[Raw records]
========================================

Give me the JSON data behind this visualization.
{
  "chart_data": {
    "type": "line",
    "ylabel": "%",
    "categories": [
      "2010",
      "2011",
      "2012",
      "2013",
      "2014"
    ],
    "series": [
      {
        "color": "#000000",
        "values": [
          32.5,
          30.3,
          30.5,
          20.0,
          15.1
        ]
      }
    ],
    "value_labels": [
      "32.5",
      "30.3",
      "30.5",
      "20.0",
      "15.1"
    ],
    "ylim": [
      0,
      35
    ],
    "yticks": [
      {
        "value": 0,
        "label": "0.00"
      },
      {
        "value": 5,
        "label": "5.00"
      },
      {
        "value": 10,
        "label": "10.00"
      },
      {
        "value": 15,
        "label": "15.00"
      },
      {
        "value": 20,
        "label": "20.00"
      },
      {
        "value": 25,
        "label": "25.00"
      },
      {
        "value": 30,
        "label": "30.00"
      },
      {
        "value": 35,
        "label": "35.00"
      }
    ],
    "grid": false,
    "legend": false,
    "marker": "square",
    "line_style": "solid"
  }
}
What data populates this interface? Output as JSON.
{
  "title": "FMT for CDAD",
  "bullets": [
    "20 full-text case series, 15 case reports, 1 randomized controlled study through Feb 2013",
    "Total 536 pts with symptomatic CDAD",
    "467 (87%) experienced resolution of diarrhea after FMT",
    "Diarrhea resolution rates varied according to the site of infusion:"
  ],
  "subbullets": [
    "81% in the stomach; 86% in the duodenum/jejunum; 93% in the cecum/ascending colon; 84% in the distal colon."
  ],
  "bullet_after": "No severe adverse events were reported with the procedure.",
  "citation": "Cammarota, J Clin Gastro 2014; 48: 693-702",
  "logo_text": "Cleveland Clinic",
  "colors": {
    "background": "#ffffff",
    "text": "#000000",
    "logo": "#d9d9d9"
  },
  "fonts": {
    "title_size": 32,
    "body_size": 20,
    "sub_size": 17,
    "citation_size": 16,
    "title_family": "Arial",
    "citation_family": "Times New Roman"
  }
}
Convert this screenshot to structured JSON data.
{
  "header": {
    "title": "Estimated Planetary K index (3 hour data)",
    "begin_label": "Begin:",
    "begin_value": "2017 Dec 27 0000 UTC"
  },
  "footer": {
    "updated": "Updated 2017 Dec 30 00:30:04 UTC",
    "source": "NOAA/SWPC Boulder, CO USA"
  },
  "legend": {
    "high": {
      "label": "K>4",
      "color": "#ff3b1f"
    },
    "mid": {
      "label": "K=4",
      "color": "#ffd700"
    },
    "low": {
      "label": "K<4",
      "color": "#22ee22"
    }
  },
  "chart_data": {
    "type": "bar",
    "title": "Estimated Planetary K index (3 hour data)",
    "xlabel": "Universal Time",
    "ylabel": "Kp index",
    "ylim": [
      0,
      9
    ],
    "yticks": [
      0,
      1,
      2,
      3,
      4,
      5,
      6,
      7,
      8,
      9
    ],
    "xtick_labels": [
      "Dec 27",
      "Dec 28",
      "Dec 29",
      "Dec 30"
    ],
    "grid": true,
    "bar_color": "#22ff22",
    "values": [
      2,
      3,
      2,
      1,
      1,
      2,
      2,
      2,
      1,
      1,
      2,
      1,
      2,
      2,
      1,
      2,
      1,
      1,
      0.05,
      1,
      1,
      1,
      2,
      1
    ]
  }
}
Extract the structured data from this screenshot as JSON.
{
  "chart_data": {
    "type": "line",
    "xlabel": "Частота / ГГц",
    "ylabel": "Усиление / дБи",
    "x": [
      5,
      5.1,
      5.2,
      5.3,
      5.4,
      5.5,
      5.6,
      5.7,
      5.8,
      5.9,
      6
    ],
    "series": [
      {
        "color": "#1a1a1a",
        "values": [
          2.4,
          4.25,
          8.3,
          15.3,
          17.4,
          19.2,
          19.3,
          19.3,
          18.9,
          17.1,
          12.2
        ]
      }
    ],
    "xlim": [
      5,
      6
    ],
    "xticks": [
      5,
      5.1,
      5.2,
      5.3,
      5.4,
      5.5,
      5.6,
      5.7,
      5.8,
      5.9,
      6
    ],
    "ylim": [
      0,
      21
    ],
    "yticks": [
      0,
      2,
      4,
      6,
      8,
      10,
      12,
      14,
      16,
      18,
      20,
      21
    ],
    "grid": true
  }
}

========================================

## INSTRUCTION
Write out every record shown above, word for word.

## WRITTEN RESPONSE
Give me the JSON data behind this visualization.
{
  "chart_data": {
    "type": "line",
    "ylabel": "%",
    "categories": [
      "2010",
      "2011",
      "2012",
      "2013",
      "2014"
    ],
    "series": [
      {
        "color": "#000000",
        "values": [
          32.5,
          30.3,
          30.5,
          20.0,
          15.1
        ]
      }
    ],
    "value_labels": [
      "32.5",
      "30.3",
      "30.5",
      "20.0",
      "15.1"
    ],
    "ylim": [
      0,
      35
    ],
    "yticks": [
      {
        "value": 0,
        "label": "0.00"
      },
      {
        "value": 5,
        "label": "5.00"
      },
      {
        "value": 10,
        "label": "10.00"
      },
      {
        "value": 15,
        "label": "15.00"
      },
      {
        "value": 20,
        "label": "20.00"
      },
      {
        "value": 25,
        "label": "25.00"
      },
      {
        "value": 30,
        "label": "30.00"
      },
      {
        "value": 35,
        "label": "35.00"
      }
    ],
    "grid": false,
    "legend": false,
    "marker": "square",
    "line_style": "solid"
  }
}
What data populates this interface? Output as JSON.
{
  "title": "FMT for CDAD",
  "bullets": [
    "20 full-text case series, 15 case reports, 1 randomized controlled study through Feb 2013",
    "Total 536 pts with symptomatic CDAD",
    "467 (87%) experienced resolution of diarrhea after FMT",
    "Diarrhea resolution rates varied according to the site of infusion:"
  ],
  "subbullets": [
    "81% in the stomach; 86% in the duodenum/jejunum; 93% in the cecum/ascending colon; 84% in the distal colon."
  ],
  "bullet_after": "No severe adverse events were reported with the procedure.",
  "citation": "Cammarota, J Clin Gastro 2014; 48: 693-702",
  "logo_text": "Cleveland Clinic",
  "colors": {
    "background": "#ffffff",
    "text": "#000000",
    "logo": "#d9d9d9"
  },
  "fonts": {
    "title_size": 32,
    "body_size": 20,
    "sub_size": 17,
    "citation_size": 16,
    "title_family": "Arial",
    "citation_family": "Times New Roman"
  }
}
Convert this screenshot to structured JSON data.
{
  "header": {
    "title": "Estimated Planetary K index (3 hour data)",
    "begin_label": "Begin:",
    "begin_value": "2017 Dec 27 0000 UTC"
  },
  "footer": {
    "updated": "Updated 2017 Dec 30 00:30:04 UTC",
    "source": "NOAA/SWPC Boulder, CO USA"
  },
  "legend": {
    "high": {
      "label": "K>4",
      "color": "#ff3b1f"
    },
    "mid": {
      "label": "K=4",
      "color": "#ffd700"
    },
    "low": {
      "label": "K<4",
      "color": "#22ee22"
    }
  },
  "chart_data": {
    "type": "bar",
    "title": "Estimated Planetary K index (3 hour data)",
    "xlabel": "Universal Time",
    "ylabel": "Kp index",
    "ylim": [
      0,
      9
    ],
    "yticks": [
      0,
      1,
      2,
      3,
      4,
      5,
      6,
      7,
      8,
      9
    ],
    "xtick_labels": [
      "Dec 27",
      "Dec 28",
      "Dec 29",
      "Dec 30"
    ],
    "grid": true,
    "bar_color": "#22ff22",
    "values": [
      2,
      3,
      2,
      1,
      1,
      2,
      2,
      2,
      1,
      1,
      2,
      1,
      2,
      2,
      1,
      2,
      1,
      1,
      0.05,
      1,
      1,
      1,
      2,
      1
    ]
  }
}
Extract the structured data from this screenshot as JSON.
{
  "chart_data": {
    "type": "line",
    "xlabel": "Частота / ГГц",
    "ylabel": "Усиление / дБи",
    "x": [
      5,
      5.1,
      5.2,
      5.3,
      5.4,
      5.5,
      5.6,
      5.7,
      5.8,
      5.9,
      6
    ],
    "series": [
      {
        "color": "#1a1a1a",
        "values": [
          2.4,
          4.25,
          8.3,
          15.3,
          17.4,
          19.2,
          19.3,
          19.3,
          18.9,
          17.1,
          12.2
        ]
      }
    ],
    "xlim": [
      5,
      6
    ],
    "xticks": [
      5,
      5.1,
      5.2,
      5.3,
      5.4,
      5.5,
      5.6,
      5.7,
      5.8,
      5.9,
      6
    ],
    "ylim": [
      0,
      21
    ],
    "yticks": [
      0,
      2,
      4,
      6,
      8,
      10,
      12,
      14,
      16,
      18,
      20,
      21
    ],
    "grid": true
  }
}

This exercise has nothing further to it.